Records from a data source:
┄┄┄┄┄┄┄┄┄┄

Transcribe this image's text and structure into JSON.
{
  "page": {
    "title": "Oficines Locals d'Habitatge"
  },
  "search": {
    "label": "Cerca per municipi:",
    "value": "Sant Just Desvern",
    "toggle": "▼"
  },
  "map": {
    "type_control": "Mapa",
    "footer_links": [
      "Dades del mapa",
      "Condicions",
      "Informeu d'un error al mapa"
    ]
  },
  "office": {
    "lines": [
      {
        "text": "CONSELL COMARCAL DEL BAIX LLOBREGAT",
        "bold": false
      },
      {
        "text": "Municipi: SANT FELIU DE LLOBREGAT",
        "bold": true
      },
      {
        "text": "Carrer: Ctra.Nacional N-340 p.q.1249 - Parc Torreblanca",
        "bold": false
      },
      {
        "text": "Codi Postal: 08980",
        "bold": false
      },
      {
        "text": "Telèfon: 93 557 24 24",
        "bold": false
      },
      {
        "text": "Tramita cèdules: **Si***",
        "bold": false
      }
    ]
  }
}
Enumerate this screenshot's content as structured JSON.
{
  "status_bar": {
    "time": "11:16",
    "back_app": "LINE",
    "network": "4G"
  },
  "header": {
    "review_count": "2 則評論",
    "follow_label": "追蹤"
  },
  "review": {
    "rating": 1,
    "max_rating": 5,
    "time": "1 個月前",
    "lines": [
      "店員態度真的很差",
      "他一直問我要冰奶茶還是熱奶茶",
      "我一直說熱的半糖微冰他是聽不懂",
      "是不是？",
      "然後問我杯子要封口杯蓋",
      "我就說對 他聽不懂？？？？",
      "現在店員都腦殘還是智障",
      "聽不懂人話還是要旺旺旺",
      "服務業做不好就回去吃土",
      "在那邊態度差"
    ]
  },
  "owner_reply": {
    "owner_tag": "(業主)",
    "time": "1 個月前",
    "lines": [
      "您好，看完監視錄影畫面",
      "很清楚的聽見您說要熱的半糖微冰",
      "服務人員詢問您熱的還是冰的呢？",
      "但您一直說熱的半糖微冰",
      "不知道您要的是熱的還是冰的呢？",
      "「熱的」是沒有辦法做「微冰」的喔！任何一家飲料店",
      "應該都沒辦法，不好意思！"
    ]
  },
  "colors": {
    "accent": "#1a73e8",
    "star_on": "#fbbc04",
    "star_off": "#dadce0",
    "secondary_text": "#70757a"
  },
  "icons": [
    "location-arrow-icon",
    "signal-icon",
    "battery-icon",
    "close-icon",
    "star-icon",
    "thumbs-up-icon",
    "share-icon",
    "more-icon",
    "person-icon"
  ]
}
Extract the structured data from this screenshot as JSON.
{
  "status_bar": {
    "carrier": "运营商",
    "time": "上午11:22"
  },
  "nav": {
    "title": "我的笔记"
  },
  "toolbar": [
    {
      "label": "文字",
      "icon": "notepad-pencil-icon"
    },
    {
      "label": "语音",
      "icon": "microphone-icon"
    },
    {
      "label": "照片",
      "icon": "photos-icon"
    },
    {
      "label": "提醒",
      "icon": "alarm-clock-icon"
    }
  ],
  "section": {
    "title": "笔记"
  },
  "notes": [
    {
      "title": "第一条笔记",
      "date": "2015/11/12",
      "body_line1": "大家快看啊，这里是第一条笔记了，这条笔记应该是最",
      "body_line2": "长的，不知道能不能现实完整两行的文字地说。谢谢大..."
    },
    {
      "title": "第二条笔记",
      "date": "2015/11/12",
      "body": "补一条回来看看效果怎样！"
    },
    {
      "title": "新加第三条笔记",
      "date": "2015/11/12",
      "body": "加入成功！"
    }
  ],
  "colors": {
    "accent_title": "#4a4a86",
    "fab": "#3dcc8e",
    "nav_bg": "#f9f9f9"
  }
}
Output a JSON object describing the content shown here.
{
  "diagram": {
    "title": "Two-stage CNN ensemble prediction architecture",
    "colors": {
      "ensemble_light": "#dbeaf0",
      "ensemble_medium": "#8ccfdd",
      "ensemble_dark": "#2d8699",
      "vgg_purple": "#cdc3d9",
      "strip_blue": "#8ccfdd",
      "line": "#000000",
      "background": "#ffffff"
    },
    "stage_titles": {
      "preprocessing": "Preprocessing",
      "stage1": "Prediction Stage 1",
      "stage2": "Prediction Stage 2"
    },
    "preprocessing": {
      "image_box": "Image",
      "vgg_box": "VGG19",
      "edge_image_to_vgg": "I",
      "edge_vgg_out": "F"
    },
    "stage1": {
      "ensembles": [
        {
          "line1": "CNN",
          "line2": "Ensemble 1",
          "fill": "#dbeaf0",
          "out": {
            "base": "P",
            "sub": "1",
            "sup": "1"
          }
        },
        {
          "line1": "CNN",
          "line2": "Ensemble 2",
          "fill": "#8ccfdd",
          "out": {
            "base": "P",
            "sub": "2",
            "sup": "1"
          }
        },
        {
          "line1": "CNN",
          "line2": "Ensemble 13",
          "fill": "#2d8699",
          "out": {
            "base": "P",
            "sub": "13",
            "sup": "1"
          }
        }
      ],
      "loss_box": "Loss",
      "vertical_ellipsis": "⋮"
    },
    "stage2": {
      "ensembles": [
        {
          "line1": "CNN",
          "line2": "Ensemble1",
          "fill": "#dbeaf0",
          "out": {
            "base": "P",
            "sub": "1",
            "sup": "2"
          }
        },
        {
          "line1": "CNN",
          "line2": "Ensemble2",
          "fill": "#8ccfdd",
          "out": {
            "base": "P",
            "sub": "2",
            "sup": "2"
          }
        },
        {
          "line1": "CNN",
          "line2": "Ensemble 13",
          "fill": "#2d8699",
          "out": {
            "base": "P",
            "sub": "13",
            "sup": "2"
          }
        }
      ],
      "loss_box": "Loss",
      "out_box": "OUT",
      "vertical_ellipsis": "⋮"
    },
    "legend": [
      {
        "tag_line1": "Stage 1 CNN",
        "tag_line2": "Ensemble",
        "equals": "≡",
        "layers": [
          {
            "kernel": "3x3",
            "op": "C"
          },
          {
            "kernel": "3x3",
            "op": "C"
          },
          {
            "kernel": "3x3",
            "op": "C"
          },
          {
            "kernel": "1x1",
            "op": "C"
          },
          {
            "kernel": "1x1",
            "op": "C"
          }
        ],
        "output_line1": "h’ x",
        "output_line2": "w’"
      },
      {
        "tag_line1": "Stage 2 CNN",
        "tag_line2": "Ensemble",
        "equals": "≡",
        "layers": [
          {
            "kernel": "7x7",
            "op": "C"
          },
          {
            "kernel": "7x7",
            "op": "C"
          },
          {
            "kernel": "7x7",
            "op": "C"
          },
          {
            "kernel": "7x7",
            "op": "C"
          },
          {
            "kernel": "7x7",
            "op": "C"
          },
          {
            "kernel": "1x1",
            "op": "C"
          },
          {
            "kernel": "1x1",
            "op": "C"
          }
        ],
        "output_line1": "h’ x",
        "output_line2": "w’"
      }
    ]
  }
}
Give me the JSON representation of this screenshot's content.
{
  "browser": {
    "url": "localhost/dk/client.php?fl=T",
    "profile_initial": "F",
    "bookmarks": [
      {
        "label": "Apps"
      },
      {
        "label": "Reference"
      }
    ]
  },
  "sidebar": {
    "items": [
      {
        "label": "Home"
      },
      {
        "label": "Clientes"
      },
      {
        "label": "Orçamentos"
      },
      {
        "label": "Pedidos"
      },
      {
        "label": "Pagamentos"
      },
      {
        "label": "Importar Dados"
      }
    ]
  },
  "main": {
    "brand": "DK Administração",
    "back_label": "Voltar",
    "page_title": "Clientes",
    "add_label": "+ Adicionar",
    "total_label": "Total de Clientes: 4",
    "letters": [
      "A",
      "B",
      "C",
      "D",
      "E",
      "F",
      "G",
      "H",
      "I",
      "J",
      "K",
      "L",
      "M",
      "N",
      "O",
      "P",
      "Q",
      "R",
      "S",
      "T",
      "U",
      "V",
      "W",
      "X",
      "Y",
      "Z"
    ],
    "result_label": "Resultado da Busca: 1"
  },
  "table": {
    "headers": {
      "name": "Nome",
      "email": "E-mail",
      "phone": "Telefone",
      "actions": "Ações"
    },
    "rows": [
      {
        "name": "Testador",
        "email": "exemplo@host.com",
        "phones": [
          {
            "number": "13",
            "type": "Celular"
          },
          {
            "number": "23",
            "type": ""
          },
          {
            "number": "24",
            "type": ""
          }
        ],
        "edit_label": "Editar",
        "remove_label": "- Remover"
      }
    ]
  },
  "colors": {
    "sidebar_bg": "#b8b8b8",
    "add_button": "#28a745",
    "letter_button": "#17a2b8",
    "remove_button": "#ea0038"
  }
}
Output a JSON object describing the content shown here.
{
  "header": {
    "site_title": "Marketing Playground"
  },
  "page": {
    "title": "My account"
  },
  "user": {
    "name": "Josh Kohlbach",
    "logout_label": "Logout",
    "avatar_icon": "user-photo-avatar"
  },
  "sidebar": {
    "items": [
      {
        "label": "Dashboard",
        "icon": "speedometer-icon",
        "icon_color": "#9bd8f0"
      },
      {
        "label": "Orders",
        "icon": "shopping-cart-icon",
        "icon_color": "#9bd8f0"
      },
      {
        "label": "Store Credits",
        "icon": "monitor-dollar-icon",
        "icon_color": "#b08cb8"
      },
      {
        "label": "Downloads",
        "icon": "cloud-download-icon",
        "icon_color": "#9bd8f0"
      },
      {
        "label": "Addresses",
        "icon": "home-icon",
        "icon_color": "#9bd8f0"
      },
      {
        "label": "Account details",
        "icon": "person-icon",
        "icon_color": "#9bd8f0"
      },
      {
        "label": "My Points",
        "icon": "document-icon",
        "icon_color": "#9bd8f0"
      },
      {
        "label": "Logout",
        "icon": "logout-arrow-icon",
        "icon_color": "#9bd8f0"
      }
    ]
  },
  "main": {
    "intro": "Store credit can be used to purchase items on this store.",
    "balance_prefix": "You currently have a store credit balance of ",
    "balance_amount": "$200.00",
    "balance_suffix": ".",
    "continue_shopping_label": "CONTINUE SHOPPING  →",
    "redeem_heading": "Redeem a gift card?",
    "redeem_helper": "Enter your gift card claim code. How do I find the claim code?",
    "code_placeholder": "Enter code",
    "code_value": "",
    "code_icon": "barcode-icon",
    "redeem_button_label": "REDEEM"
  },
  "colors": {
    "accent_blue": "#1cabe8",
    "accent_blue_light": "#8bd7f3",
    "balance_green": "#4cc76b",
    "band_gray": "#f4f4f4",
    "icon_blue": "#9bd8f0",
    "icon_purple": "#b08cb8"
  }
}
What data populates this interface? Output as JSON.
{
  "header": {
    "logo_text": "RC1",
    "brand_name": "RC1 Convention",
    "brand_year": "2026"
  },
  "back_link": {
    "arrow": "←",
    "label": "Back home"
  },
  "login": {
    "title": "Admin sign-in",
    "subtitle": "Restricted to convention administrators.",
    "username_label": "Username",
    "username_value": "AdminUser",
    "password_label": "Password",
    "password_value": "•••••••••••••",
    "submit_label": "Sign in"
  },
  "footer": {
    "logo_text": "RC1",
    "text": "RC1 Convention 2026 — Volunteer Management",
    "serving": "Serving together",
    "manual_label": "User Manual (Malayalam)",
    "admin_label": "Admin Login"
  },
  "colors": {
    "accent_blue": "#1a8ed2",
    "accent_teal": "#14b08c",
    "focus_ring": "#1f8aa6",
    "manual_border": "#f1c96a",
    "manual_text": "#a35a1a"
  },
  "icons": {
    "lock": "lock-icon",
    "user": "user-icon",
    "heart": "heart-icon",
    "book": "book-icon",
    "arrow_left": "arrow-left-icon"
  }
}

┄┄┄┄┄┄┄┄┄┄

## TASK TO COMPLETE
Going through the entries above, tally each line that has the word "Clientes". Answer with the number only.

## REPLY
3